Written problem - Omit images. Retype all entries verbatim.

Data provided -
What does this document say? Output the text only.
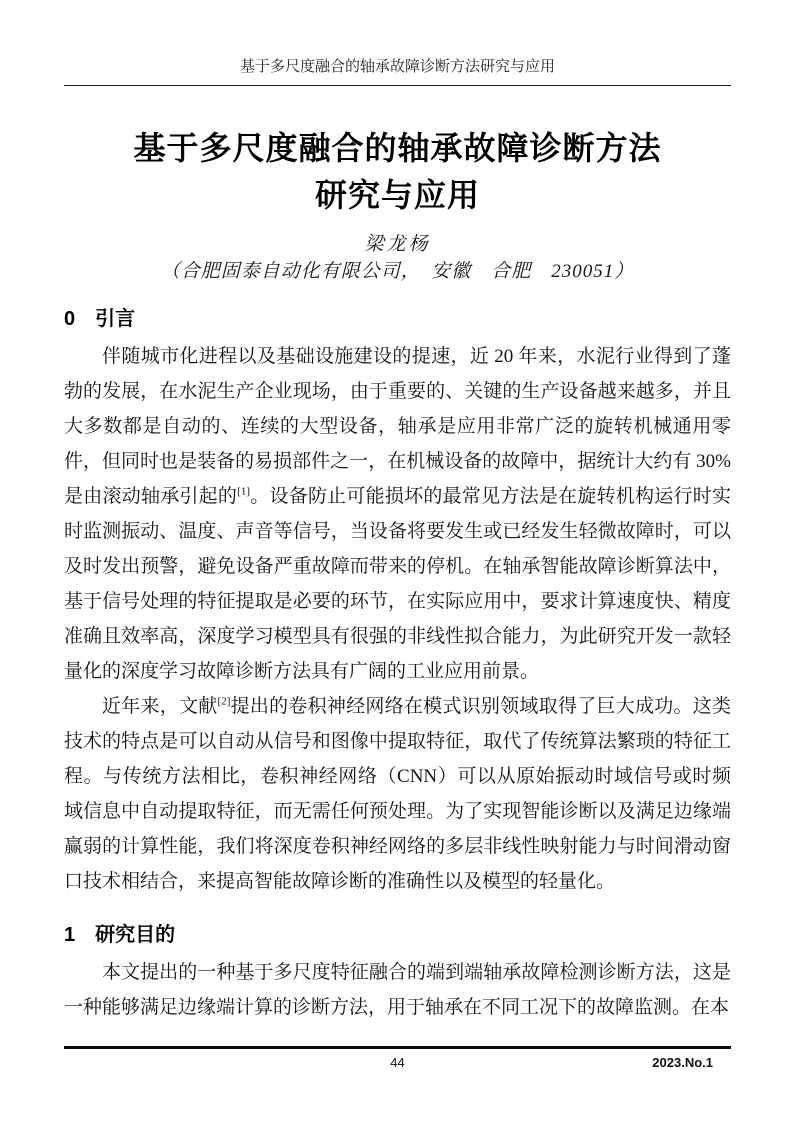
基于多尺度融合的轴承故障诊断方法研究与应用
基于多尺度融合的轴承故障诊断方法
研究与应用
梁龙杨
（合肥固泰自动化有限公司，　安徽　合肥　230051）
0　引言

伴随城市化进程以及基础设施建设的提速，近 20 年来，水泥行业得到了蓬勃的发展，在水泥生产企业现场，由于重要的、关键的生产设备越来越多，并且大多数都是自动的、连续的大型设备，轴承是应用非常广泛的旋转机械通用零件，但同时也是装备的易损部件之一，在机械设备的故障中，据统计大约有 30%是由滚动轴承引起的[1]。设备防止可能损坏的最常见方法是在旋转机构运行时实时监测振动、温度、声音等信号，当设备将要发生或已经发生轻微故障时，可以及时发出预警，避免设备严重故障而带来的停机。在轴承智能故障诊断算法中，基于信号处理的特征提取是必要的环节，在实际应用中，要求计算速度快、精度准确且效率高，深度学习模型具有很强的非线性拟合能力，为此研究开发一款轻量化的深度学习故障诊断方法具有广阔的工业应用前景。

近年来，文献[2]提出的卷积神经网络在模式识别领域取得了巨大成功。这类技术的特点是可以自动从信号和图像中提取特征，取代了传统算法繁琐的特征工程。与传统方法相比，卷积神经网络（CNN）可以从原始振动时域信号或时频域信息中自动提取特征，而无需任何预处理。为了实现智能诊断以及满足边缘端赢弱的计算性能，我们将深度卷积神经网络的多层非线性映射能力与时间滑动窗口技术相结合，来提高智能故障诊断的准确性以及模型的轻量化。

1　研究目的

本文提出的一种基于多尺度特征融合的端到端轴承故障检测诊断方法，这是一种能够满足边缘端计算的诊断方法，用于轴承在不同工况下的故障监测。在本

44	2023.No.1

Solution to this exercise -
What does this document say? Output the text only.
基于多尺度融合的轴承故障诊断方法研究与应用
基于多尺度融合的轴承故障诊断方法
研究与应用
梁龙杨
（合肥固泰自动化有限公司，　安徽　合肥　230051）
0　引言

伴随城市化进程以及基础设施建设的提速，近 20 年来，水泥行业得到了蓬勃的发展，在水泥生产企业现场，由于重要的、关键的生产设备越来越多，并且大多数都是自动的、连续的大型设备，轴承是应用非常广泛的旋转机械通用零件，但同时也是装备的易损部件之一，在机械设备的故障中，据统计大约有 30%是由滚动轴承引起的[1]。设备防止可能损坏的最常见方法是在旋转机构运行时实时监测振动、温度、声音等信号，当设备将要发生或已经发生轻微故障时，可以及时发出预警，避免设备严重故障而带来的停机。在轴承智能故障诊断算法中，基于信号处理的特征提取是必要的环节，在实际应用中，要求计算速度快、精度准确且效率高，深度学习模型具有很强的非线性拟合能力，为此研究开发一款轻量化的深度学习故障诊断方法具有广阔的工业应用前景。

近年来，文献[2]提出的卷积神经网络在模式识别领域取得了巨大成功。这类技术的特点是可以自动从信号和图像中提取特征，取代了传统算法繁琐的特征工程。与传统方法相比，卷积神经网络（CNN）可以从原始振动时域信号或时频域信息中自动提取特征，而无需任何预处理。为了实现智能诊断以及满足边缘端赢弱的计算性能，我们将深度卷积神经网络的多层非线性映射能力与时间滑动窗口技术相结合，来提高智能故障诊断的准确性以及模型的轻量化。

1　研究目的

本文提出的一种基于多尺度特征融合的端到端轴承故障检测诊断方法，这是一种能够满足边缘端计算的诊断方法，用于轴承在不同工况下的故障监测。在本

44	2023.No.1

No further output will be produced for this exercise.